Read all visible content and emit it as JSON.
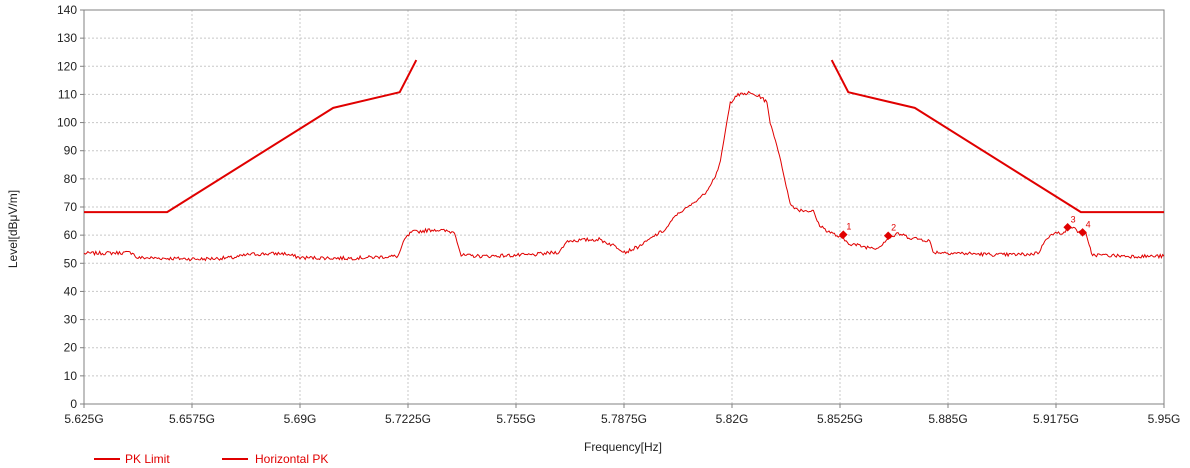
{
  "chart_data": {
    "type": "line",
    "xlabel": "Frequency[Hz]",
    "ylabel": "Level[dBμV/m]",
    "xlim": [
      5.625,
      5.95
    ],
    "ylim": [
      0,
      140
    ],
    "x_unit_suffix": "G",
    "x_ticks": [
      "5.625G",
      "5.6575G",
      "5.69G",
      "5.7225G",
      "5.755G",
      "5.7875G",
      "5.82G",
      "5.8525G",
      "5.885G",
      "5.9175G",
      "5.95G"
    ],
    "x_tick_values": [
      5.625,
      5.6575,
      5.69,
      5.7225,
      5.755,
      5.7875,
      5.82,
      5.8525,
      5.885,
      5.9175,
      5.95
    ],
    "y_ticks": [
      0,
      10,
      20,
      30,
      40,
      50,
      60,
      70,
      80,
      90,
      100,
      110,
      120,
      130,
      140
    ],
    "grid": true,
    "legend_position": "bottom-left",
    "colors": {
      "limit": "#e00000",
      "trace": "#e00000",
      "grid": "#c8c8c8",
      "axis": "#808080"
    },
    "series": [
      {
        "name": "PK Limit",
        "segments": [
          {
            "x": [
              5.625,
              5.65,
              5.7,
              5.72,
              5.725
            ],
            "y": [
              68.2,
              68.2,
              105.2,
              110.8,
              122.2
            ]
          },
          {
            "x": [
              5.85,
              5.855,
              5.875,
              5.925,
              5.95
            ],
            "y": [
              122.2,
              110.8,
              105.2,
              68.2,
              68.2
            ]
          }
        ]
      },
      {
        "name": "Horizontal PK",
        "points": [
          [
            5.625,
            53.5
          ],
          [
            5.64,
            53.8
          ],
          [
            5.6405,
            52.0
          ],
          [
            5.66,
            51.5
          ],
          [
            5.67,
            52.0
          ],
          [
            5.675,
            53.2
          ],
          [
            5.685,
            53.5
          ],
          [
            5.69,
            52.0
          ],
          [
            5.705,
            51.8
          ],
          [
            5.715,
            52.3
          ],
          [
            5.7195,
            52.5
          ],
          [
            5.7215,
            58.5
          ],
          [
            5.7235,
            61.0
          ],
          [
            5.7305,
            62.0
          ],
          [
            5.7365,
            61.0
          ],
          [
            5.7385,
            52.8
          ],
          [
            5.745,
            52.5
          ],
          [
            5.76,
            53.0
          ],
          [
            5.768,
            54.0
          ],
          [
            5.7705,
            58.0
          ],
          [
            5.78,
            58.5
          ],
          [
            5.785,
            56.0
          ],
          [
            5.788,
            54.0
          ],
          [
            5.792,
            56.0
          ],
          [
            5.797,
            60.0
          ],
          [
            5.8,
            62.0
          ],
          [
            5.803,
            67.0
          ],
          [
            5.808,
            71.0
          ],
          [
            5.812,
            75.0
          ],
          [
            5.815,
            81.0
          ],
          [
            5.8165,
            86.0
          ],
          [
            5.818,
            97.0
          ],
          [
            5.8195,
            107.0
          ],
          [
            5.821,
            109.5
          ],
          [
            5.825,
            110.5
          ],
          [
            5.829,
            109.0
          ],
          [
            5.8305,
            107.0
          ],
          [
            5.8315,
            100.0
          ],
          [
            5.8335,
            92.0
          ],
          [
            5.8355,
            82.0
          ],
          [
            5.8375,
            71.0
          ],
          [
            5.84,
            69.0
          ],
          [
            5.8445,
            68.5
          ],
          [
            5.846,
            64.0
          ],
          [
            5.848,
            62.0
          ],
          [
            5.852,
            59.5
          ],
          [
            5.8555,
            57.0
          ],
          [
            5.86,
            55.8
          ],
          [
            5.864,
            55.5
          ],
          [
            5.8665,
            58.5
          ],
          [
            5.87,
            60.5
          ],
          [
            5.874,
            59.0
          ],
          [
            5.877,
            58.5
          ],
          [
            5.8795,
            58.0
          ],
          [
            5.8805,
            54.0
          ],
          [
            5.89,
            53.5
          ],
          [
            5.9,
            53.0
          ],
          [
            5.91,
            53.2
          ],
          [
            5.9125,
            54.0
          ],
          [
            5.9145,
            59.0
          ],
          [
            5.917,
            60.5
          ],
          [
            5.9195,
            61.0
          ],
          [
            5.922,
            63.0
          ],
          [
            5.924,
            61.5
          ],
          [
            5.9265,
            60.5
          ],
          [
            5.9275,
            56.0
          ],
          [
            5.9285,
            53.0
          ],
          [
            5.94,
            52.5
          ],
          [
            5.95,
            52.5
          ]
        ]
      }
    ],
    "markers": [
      {
        "label": "1",
        "x": 5.8535,
        "y": 60.2
      },
      {
        "label": "2",
        "x": 5.867,
        "y": 59.8
      },
      {
        "label": "3",
        "x": 5.921,
        "y": 62.8
      },
      {
        "label": "4",
        "x": 5.9255,
        "y": 61.0
      }
    ]
  }
}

=====

### What to produce
In your copy of the listing above, reproduce each line exactly and omit all pictures.

### Exercise answer
Read all visible content and emit it as JSON.
{
  "chart_data": {
    "type": "line",
    "xlabel": "Frequency[Hz]",
    "ylabel": "Level[dBμV/m]",
    "xlim": [
      5.625,
      5.95
    ],
    "ylim": [
      0,
      140
    ],
    "x_unit_suffix": "G",
    "x_ticks": [
      "5.625G",
      "5.6575G",
      "5.69G",
      "5.7225G",
      "5.755G",
      "5.7875G",
      "5.82G",
      "5.8525G",
      "5.885G",
      "5.9175G",
      "5.95G"
    ],
    "x_tick_values": [
      5.625,
      5.6575,
      5.69,
      5.7225,
      5.755,
      5.7875,
      5.82,
      5.8525,
      5.885,
      5.9175,
      5.95
    ],
    "y_ticks": [
      0,
      10,
      20,
      30,
      40,
      50,
      60,
      70,
      80,
      90,
      100,
      110,
      120,
      130,
      140
    ],
    "grid": true,
    "legend_position": "bottom-left",
    "colors": {
      "limit": "#e00000",
      "trace": "#e00000",
      "grid": "#c8c8c8",
      "axis": "#808080"
    },
    "series": [
      {
        "name": "PK Limit",
        "segments": [
          {
            "x": [
              5.625,
              5.65,
              5.7,
              5.72,
              5.725
            ],
            "y": [
              68.2,
              68.2,
              105.2,
              110.8,
              122.2
            ]
          },
          {
            "x": [
              5.85,
              5.855,
              5.875,
              5.925,
              5.95
            ],
            "y": [
              122.2,
              110.8,
              105.2,
              68.2,
              68.2
            ]
          }
        ]
      },
      {
        "name": "Horizontal PK",
        "points": [
          [
            5.625,
            53.5
          ],
          [
            5.64,
            53.8
          ],
          [
            5.6405,
            52.0
          ],
          [
            5.66,
            51.5
          ],
          [
            5.67,
            52.0
          ],
          [
            5.675,
            53.2
          ],
          [
            5.685,
            53.5
          ],
          [
            5.69,
            52.0
          ],
          [
            5.705,
            51.8
          ],
          [
            5.715,
            52.3
          ],
          [
            5.7195,
            52.5
          ],
          [
            5.7215,
            58.5
          ],
          [
            5.7235,
            61.0
          ],
          [
            5.7305,
            62.0
          ],
          [
            5.7365,
            61.0
          ],
          [
            5.7385,
            52.8
          ],
          [
            5.745,
            52.5
          ],
          [
            5.76,
            53.0
          ],
          [
            5.768,
            54.0
          ],
          [
            5.7705,
            58.0
          ],
          [
            5.78,
            58.5
          ],
          [
            5.785,
            56.0
          ],
          [
            5.788,
            54.0
          ],
          [
            5.792,
            56.0
          ],
          [
            5.797,
            60.0
          ],
          [
            5.8,
            62.0
          ],
          [
            5.803,
            67.0
          ],
          [
            5.808,
            71.0
          ],
          [
            5.812,
            75.0
          ],
          [
            5.815,
            81.0
          ],
          [
            5.8165,
            86.0
          ],
          [
            5.818,
            97.0
          ],
          [
            5.8195,
            107.0
          ],
          [
            5.821,
            109.5
          ],
          [
            5.825,
            110.5
          ],
          [
            5.829,
            109.0
          ],
          [
            5.8305,
            107.0
          ],
          [
            5.8315,
            100.0
          ],
          [
            5.8335,
            92.0
          ],
          [
            5.8355,
            82.0
          ],
          [
            5.8375,
            71.0
          ],
          [
            5.84,
            69.0
          ],
          [
            5.8445,
            68.5
          ],
          [
            5.846,
            64.0
          ],
          [
            5.848,
            62.0
          ],
          [
            5.852,
            59.5
          ],
          [
            5.8555,
            57.0
          ],
          [
            5.86,
            55.8
          ],
          [
            5.864,
            55.5
          ],
          [
            5.8665,
            58.5
          ],
          [
            5.87,
            60.5
          ],
          [
            5.874,
            59.0
          ],
          [
            5.877,
            58.5
          ],
          [
            5.8795,
            58.0
          ],
          [
            5.8805,
            54.0
          ],
          [
            5.89,
            53.5
          ],
          [
            5.9,
            53.0
          ],
          [
            5.91,
            53.2
          ],
          [
            5.9125,
            54.0
          ],
          [
            5.9145,
            59.0
          ],
          [
            5.917,
            60.5
          ],
          [
            5.9195,
            61.0
          ],
          [
            5.922,
            63.0
          ],
          [
            5.924,
            61.5
          ],
          [
            5.9265,
            60.5
          ],
          [
            5.9275,
            56.0
          ],
          [
            5.9285,
            53.0
          ],
          [
            5.94,
            52.5
          ],
          [
            5.95,
            52.5
          ]
        ]
      }
    ],
    "markers": [
      {
        "label": "1",
        "x": 5.8535,
        "y": 60.2
      },
      {
        "label": "2",
        "x": 5.867,
        "y": 59.8
      },
      {
        "label": "3",
        "x": 5.921,
        "y": 62.8
      },
      {
        "label": "4",
        "x": 5.9255,
        "y": 61.0
      }
    ]
  }
}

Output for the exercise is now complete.